→ **PROMPT**
Go through the listing and pick out each line with the word "content" in it.
===============
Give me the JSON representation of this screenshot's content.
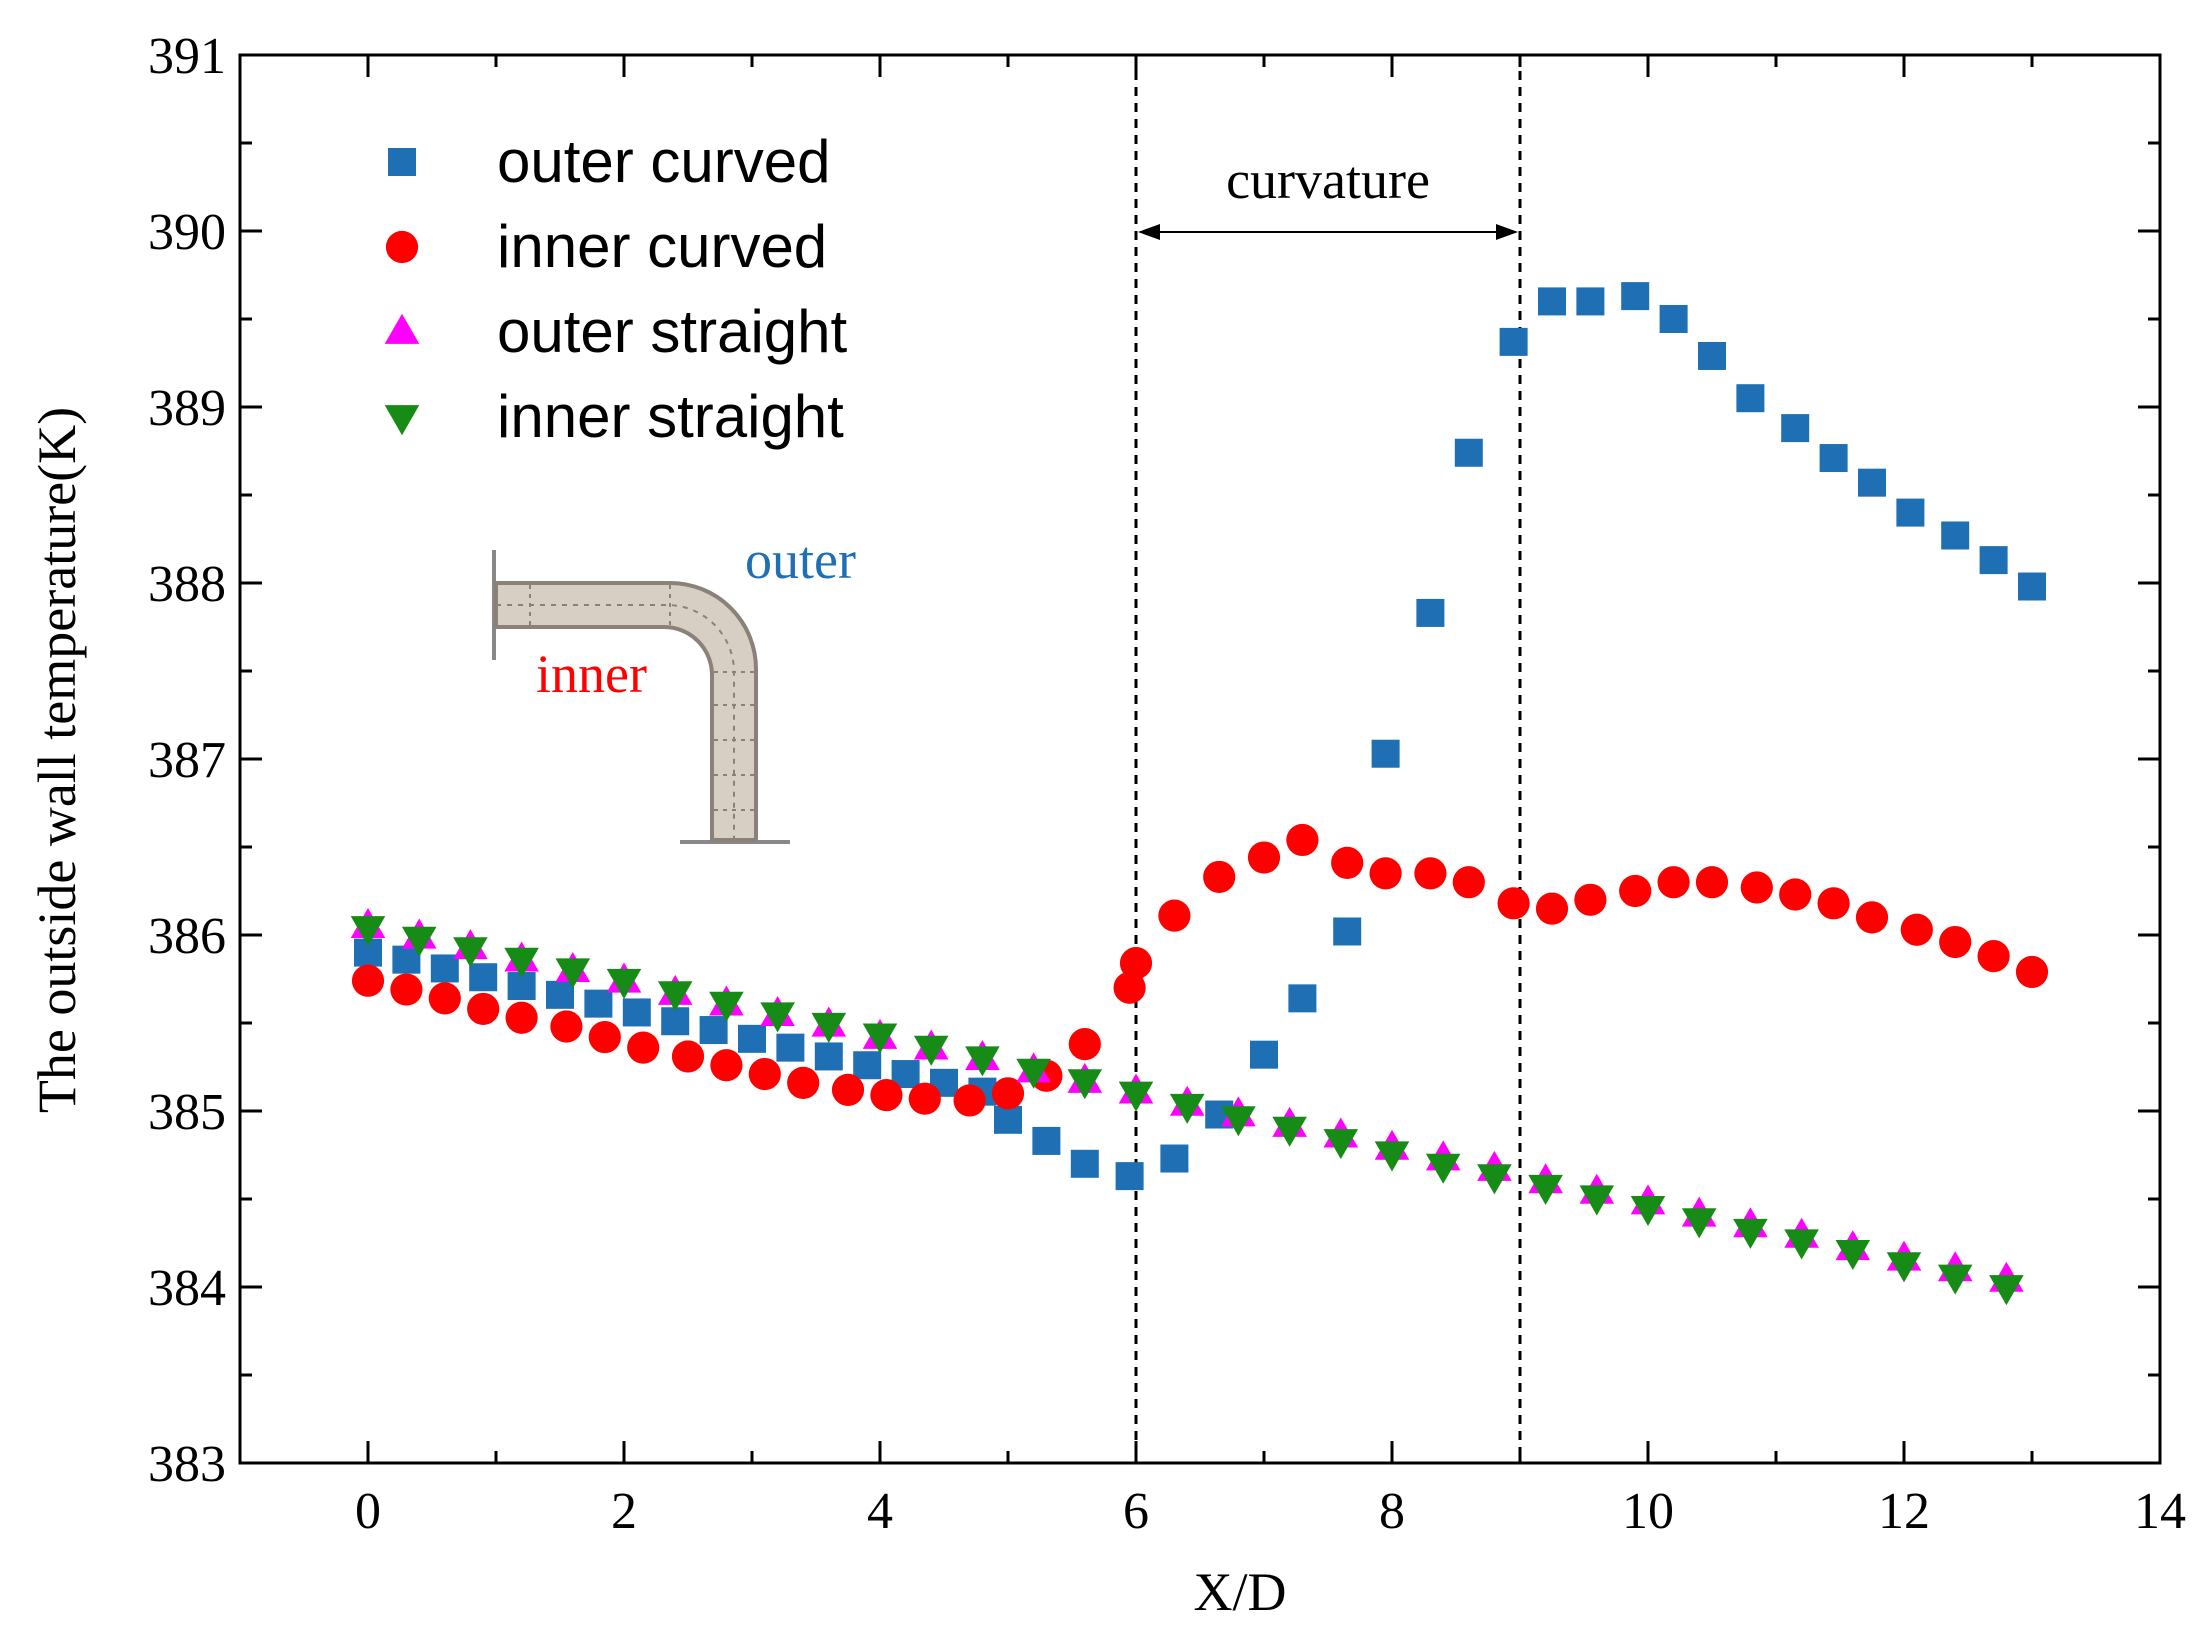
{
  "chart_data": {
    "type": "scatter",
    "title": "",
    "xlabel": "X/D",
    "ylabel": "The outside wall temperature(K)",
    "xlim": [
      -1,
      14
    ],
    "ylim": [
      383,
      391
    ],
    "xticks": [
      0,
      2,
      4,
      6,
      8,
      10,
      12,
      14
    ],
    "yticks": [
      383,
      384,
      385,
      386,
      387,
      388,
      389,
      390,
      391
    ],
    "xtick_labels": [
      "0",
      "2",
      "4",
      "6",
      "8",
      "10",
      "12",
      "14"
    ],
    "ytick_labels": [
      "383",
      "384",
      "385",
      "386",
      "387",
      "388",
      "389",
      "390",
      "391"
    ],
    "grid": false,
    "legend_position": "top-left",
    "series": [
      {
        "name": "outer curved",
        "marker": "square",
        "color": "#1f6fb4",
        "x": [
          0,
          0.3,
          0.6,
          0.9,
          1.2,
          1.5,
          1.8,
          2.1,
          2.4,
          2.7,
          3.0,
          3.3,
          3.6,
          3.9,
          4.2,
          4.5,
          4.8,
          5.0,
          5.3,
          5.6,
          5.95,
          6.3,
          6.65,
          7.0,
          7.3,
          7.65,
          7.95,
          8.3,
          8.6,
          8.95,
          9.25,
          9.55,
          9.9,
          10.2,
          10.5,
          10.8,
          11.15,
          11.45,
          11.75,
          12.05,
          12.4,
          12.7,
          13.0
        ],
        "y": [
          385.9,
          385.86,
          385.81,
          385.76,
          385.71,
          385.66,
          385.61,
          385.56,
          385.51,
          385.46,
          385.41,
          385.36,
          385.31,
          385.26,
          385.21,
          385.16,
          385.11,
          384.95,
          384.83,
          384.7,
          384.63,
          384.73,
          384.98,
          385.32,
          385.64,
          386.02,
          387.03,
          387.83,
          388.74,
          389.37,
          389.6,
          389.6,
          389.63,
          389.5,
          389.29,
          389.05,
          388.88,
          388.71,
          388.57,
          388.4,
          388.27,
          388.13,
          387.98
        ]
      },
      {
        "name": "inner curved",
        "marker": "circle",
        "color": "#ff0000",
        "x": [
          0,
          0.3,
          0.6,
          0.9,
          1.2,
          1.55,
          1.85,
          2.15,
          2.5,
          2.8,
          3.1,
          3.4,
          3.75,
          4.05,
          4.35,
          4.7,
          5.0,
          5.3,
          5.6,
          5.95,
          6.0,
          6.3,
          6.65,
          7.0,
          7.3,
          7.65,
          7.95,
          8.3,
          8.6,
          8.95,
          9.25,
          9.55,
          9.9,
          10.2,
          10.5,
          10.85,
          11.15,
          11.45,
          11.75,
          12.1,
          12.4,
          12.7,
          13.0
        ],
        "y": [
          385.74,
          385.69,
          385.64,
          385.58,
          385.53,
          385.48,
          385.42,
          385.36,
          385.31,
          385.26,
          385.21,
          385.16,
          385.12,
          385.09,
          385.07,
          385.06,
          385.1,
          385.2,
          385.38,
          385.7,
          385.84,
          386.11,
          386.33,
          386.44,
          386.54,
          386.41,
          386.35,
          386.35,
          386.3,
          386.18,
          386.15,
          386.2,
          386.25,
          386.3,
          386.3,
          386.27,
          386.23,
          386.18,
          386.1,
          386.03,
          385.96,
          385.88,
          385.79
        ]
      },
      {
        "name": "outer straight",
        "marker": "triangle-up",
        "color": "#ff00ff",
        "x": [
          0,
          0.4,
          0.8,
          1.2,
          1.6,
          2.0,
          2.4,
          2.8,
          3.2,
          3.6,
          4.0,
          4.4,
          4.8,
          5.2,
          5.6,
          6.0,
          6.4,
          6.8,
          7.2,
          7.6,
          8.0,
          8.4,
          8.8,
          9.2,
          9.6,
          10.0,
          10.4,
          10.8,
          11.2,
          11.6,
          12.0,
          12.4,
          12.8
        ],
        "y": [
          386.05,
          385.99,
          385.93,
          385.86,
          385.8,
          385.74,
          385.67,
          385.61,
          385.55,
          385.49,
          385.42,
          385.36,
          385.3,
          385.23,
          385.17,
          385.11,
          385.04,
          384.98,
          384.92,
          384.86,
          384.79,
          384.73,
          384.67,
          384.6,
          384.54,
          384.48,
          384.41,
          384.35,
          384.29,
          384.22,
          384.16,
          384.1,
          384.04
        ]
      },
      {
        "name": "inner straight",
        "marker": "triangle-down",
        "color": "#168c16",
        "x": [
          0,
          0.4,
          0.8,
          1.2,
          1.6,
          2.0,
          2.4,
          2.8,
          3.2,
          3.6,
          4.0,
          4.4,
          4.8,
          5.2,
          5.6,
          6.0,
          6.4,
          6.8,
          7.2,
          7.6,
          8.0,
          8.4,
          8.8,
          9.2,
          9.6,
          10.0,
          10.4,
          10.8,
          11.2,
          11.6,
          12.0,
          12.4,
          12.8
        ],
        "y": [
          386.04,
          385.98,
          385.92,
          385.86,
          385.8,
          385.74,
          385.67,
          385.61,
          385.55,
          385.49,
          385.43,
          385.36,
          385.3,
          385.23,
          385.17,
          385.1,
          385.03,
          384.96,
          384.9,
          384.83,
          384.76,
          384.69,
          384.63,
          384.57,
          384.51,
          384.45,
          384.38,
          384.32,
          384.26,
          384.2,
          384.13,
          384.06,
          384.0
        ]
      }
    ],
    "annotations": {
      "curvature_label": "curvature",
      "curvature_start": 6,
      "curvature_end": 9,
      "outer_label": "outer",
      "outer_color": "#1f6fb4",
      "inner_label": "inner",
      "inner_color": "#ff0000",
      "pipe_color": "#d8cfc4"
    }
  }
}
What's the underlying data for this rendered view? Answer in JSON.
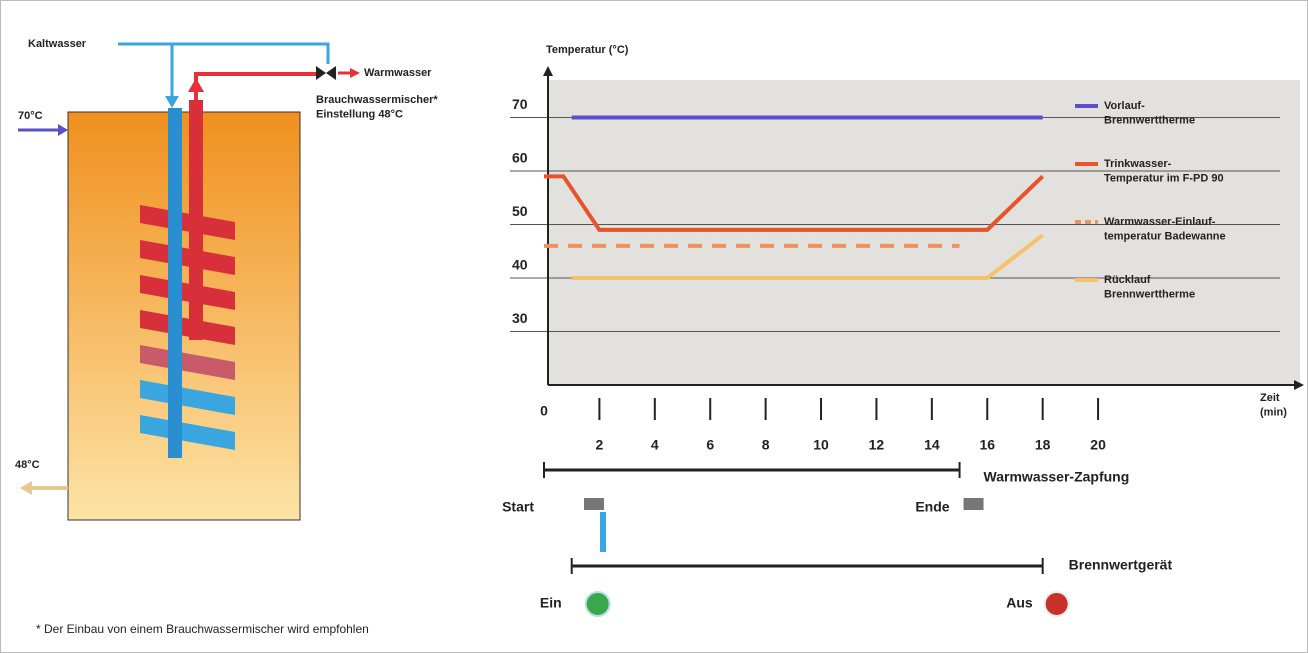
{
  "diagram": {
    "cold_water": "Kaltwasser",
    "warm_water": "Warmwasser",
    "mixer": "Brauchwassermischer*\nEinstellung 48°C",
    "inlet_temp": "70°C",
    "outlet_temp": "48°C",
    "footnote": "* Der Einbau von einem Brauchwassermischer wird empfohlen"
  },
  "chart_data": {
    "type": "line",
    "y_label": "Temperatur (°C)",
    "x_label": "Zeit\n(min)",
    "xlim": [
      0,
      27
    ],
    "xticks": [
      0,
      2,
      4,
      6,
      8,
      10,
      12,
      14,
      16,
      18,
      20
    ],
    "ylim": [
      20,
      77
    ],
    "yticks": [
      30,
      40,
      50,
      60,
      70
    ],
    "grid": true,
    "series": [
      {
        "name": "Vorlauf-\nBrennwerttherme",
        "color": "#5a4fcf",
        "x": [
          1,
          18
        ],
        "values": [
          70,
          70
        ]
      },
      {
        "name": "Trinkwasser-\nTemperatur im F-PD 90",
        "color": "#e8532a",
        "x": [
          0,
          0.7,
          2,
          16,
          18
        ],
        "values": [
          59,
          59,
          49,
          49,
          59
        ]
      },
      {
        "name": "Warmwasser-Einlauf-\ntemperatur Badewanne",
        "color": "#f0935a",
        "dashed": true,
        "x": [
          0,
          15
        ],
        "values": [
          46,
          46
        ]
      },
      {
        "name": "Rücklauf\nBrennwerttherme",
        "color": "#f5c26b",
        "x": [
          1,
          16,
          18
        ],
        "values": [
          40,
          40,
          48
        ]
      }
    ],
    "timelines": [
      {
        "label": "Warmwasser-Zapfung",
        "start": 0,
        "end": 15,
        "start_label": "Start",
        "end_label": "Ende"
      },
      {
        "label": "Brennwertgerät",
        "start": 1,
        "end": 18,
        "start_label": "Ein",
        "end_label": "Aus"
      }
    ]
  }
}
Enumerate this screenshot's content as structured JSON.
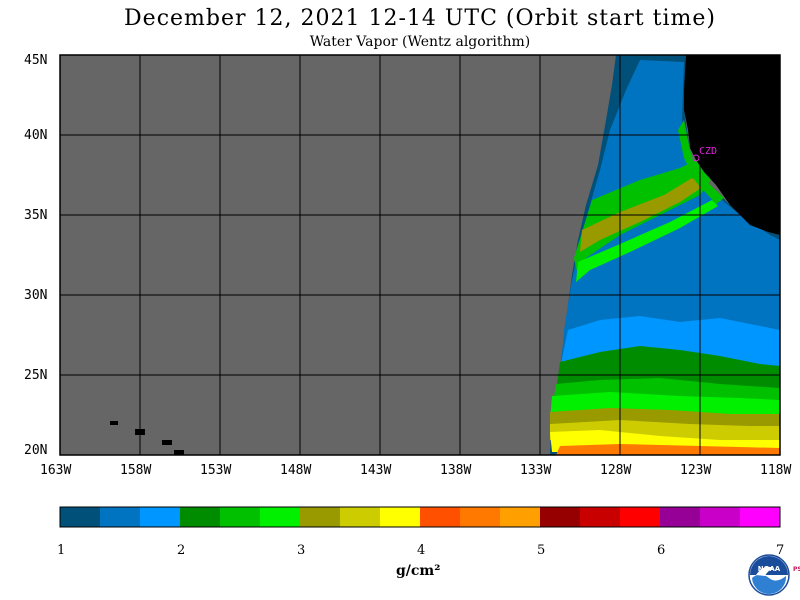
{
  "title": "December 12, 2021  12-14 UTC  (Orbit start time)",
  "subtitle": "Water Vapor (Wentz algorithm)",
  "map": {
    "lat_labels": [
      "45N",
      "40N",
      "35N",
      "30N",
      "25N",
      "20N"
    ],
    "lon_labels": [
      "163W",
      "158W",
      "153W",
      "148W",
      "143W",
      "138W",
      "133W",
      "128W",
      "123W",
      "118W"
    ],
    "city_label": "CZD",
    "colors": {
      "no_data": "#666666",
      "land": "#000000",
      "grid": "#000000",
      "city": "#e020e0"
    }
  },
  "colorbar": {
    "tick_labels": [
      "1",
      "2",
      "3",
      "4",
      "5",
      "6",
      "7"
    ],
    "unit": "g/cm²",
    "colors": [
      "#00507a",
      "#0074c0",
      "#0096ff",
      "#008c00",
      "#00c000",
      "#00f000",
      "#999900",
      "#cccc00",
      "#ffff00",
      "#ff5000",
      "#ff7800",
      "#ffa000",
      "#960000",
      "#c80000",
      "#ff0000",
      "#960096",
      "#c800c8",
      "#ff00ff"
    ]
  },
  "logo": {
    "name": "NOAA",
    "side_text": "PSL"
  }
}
===============
→ **ANSWER IN FULL**
Give me the JSON representation of this screenshot's content.
Enumerate this screenshot's content as structured JSON.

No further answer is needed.